(THE REQUEST): State how many lines include "ятиста", giving the number by itself.

** start INFORMATION SHOWN **

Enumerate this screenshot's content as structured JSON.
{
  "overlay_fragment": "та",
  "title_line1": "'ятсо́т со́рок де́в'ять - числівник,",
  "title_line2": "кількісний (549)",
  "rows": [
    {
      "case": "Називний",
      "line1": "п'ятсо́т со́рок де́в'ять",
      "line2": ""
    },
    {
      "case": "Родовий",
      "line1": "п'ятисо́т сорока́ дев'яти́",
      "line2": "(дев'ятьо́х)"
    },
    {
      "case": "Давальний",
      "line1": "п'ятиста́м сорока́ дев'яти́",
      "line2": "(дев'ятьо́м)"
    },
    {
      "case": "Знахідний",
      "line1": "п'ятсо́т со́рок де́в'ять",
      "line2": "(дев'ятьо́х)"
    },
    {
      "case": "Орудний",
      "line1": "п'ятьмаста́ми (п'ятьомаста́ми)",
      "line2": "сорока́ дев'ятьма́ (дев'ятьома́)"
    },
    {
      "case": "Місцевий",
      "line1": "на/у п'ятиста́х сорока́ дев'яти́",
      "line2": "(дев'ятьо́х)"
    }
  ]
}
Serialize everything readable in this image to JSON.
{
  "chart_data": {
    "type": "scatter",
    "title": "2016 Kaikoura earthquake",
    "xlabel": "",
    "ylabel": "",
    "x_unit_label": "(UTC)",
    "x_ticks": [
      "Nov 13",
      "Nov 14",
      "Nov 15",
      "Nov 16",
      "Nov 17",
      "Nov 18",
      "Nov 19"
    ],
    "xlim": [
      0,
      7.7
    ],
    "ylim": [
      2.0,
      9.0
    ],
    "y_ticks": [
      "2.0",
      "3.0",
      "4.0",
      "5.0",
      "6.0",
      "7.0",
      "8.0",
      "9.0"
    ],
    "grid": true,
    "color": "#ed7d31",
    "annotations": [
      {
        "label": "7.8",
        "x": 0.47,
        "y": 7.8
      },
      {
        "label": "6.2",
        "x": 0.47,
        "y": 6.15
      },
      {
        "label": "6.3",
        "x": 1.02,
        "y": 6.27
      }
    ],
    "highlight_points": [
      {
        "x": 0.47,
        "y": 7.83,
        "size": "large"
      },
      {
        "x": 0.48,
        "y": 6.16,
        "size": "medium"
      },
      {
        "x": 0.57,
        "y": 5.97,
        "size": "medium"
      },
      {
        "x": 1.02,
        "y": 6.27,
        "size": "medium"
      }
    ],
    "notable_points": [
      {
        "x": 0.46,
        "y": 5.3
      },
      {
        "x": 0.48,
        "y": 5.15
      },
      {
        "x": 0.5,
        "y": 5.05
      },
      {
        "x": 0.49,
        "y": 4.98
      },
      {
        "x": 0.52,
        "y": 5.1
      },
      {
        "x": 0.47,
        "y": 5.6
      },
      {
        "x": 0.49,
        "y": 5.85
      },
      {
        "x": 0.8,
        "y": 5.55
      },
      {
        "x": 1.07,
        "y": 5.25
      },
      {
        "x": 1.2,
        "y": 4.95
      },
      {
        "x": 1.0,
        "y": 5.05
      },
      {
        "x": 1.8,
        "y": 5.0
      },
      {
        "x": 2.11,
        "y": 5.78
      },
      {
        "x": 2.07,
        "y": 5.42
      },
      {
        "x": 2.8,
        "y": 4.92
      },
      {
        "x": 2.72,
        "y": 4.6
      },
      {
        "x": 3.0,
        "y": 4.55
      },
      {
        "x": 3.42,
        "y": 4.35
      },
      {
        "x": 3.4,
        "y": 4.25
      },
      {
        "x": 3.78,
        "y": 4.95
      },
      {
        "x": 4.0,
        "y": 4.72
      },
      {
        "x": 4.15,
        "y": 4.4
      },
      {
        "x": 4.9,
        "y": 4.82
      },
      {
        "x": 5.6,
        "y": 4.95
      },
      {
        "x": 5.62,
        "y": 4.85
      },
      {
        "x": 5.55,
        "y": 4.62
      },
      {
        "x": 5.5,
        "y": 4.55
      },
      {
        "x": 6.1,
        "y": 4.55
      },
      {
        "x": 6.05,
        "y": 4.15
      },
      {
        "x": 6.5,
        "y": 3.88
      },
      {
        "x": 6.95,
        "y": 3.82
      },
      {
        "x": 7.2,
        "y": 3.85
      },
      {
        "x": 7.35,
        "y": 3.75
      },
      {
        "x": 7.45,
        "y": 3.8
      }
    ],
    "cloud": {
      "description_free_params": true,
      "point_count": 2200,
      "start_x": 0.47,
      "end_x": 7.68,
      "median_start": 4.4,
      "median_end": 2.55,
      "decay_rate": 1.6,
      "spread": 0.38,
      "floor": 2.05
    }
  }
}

** end INFORMATION SHOWN **

(WRITTEN ANSWER): 2